▸ **Do this**: Copy out the entries in full and with complete accuracy; pictures are excluded.

*** Supplied material ***

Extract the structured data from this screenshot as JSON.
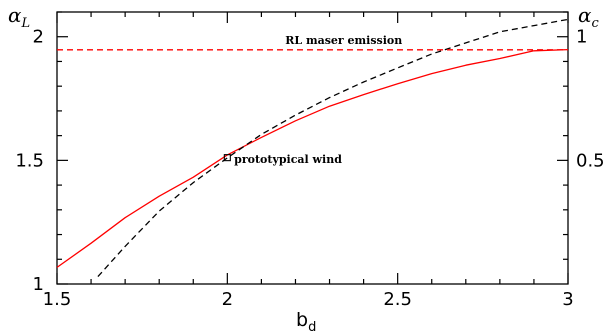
{
  "chart_data": {
    "type": "line",
    "x_axis": {
      "label_main": "b",
      "label_sub": "d",
      "range": [
        1.5,
        3.0
      ],
      "ticks": [
        1.5,
        2,
        2.5,
        3
      ],
      "tick_labels": [
        "1.5",
        "2",
        "2.5",
        "3"
      ]
    },
    "y_axis_left": {
      "label_main": "α",
      "label_sub": "L",
      "range": [
        1.0,
        2.1
      ],
      "ticks": [
        1,
        1.5,
        2
      ],
      "tick_labels": [
        "1",
        "1.5",
        "2"
      ]
    },
    "y_axis_right": {
      "label_main": "α",
      "label_sub": "c",
      "range": [
        0.0,
        1.1
      ],
      "ticks": [
        0.5,
        1
      ],
      "tick_labels": [
        "0.5",
        "1"
      ]
    },
    "series": [
      {
        "axis": "left",
        "color": "#ff0000",
        "style": "solid",
        "x": [
          1.5,
          1.6,
          1.7,
          1.8,
          1.9,
          2.0,
          2.1,
          2.2,
          2.3,
          2.4,
          2.5,
          2.6,
          2.7,
          2.8,
          2.9,
          3.0
        ],
        "y": [
          1.067,
          1.165,
          1.268,
          1.355,
          1.432,
          1.522,
          1.593,
          1.66,
          1.719,
          1.766,
          1.81,
          1.851,
          1.885,
          1.912,
          1.943,
          1.948
        ]
      },
      {
        "axis": "left",
        "color": "#000000",
        "style": "dashed",
        "x": [
          1.62,
          1.7,
          1.8,
          1.9,
          2.0,
          2.1,
          2.2,
          2.3,
          2.4,
          2.5,
          2.6,
          2.7,
          2.8,
          2.9,
          3.0
        ],
        "y": [
          1.03,
          1.152,
          1.295,
          1.41,
          1.51,
          1.605,
          1.683,
          1.754,
          1.817,
          1.874,
          1.93,
          1.975,
          2.02,
          2.045,
          2.07
        ]
      },
      {
        "axis": "left",
        "color": "#ff0000",
        "style": "dashed",
        "x": [
          1.5,
          3.0
        ],
        "y": [
          1.947,
          1.947
        ]
      }
    ],
    "annotations": [
      {
        "text": "RL maser emission",
        "x": 2.17,
        "y": 1.97
      },
      {
        "text": "prototypical wind",
        "x": 2.02,
        "y": 1.49,
        "marker": "square",
        "marker_x": 2.0,
        "marker_y": 1.511
      }
    ],
    "grid": false,
    "title": ""
  }
}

***

▸ **Right answer**:
Extract the structured data from this screenshot as JSON.
{
  "chart_data": {
    "type": "line",
    "x_axis": {
      "label_main": "b",
      "label_sub": "d",
      "range": [
        1.5,
        3.0
      ],
      "ticks": [
        1.5,
        2,
        2.5,
        3
      ],
      "tick_labels": [
        "1.5",
        "2",
        "2.5",
        "3"
      ]
    },
    "y_axis_left": {
      "label_main": "α",
      "label_sub": "L",
      "range": [
        1.0,
        2.1
      ],
      "ticks": [
        1,
        1.5,
        2
      ],
      "tick_labels": [
        "1",
        "1.5",
        "2"
      ]
    },
    "y_axis_right": {
      "label_main": "α",
      "label_sub": "c",
      "range": [
        0.0,
        1.1
      ],
      "ticks": [
        0.5,
        1
      ],
      "tick_labels": [
        "0.5",
        "1"
      ]
    },
    "series": [
      {
        "axis": "left",
        "color": "#ff0000",
        "style": "solid",
        "x": [
          1.5,
          1.6,
          1.7,
          1.8,
          1.9,
          2.0,
          2.1,
          2.2,
          2.3,
          2.4,
          2.5,
          2.6,
          2.7,
          2.8,
          2.9,
          3.0
        ],
        "y": [
          1.067,
          1.165,
          1.268,
          1.355,
          1.432,
          1.522,
          1.593,
          1.66,
          1.719,
          1.766,
          1.81,
          1.851,
          1.885,
          1.912,
          1.943,
          1.948
        ]
      },
      {
        "axis": "left",
        "color": "#000000",
        "style": "dashed",
        "x": [
          1.62,
          1.7,
          1.8,
          1.9,
          2.0,
          2.1,
          2.2,
          2.3,
          2.4,
          2.5,
          2.6,
          2.7,
          2.8,
          2.9,
          3.0
        ],
        "y": [
          1.03,
          1.152,
          1.295,
          1.41,
          1.51,
          1.605,
          1.683,
          1.754,
          1.817,
          1.874,
          1.93,
          1.975,
          2.02,
          2.045,
          2.07
        ]
      },
      {
        "axis": "left",
        "color": "#ff0000",
        "style": "dashed",
        "x": [
          1.5,
          3.0
        ],
        "y": [
          1.947,
          1.947
        ]
      }
    ],
    "annotations": [
      {
        "text": "RL maser emission",
        "x": 2.17,
        "y": 1.97
      },
      {
        "text": "prototypical wind",
        "x": 2.02,
        "y": 1.49,
        "marker": "square",
        "marker_x": 2.0,
        "marker_y": 1.511
      }
    ],
    "grid": false,
    "title": ""
  }
}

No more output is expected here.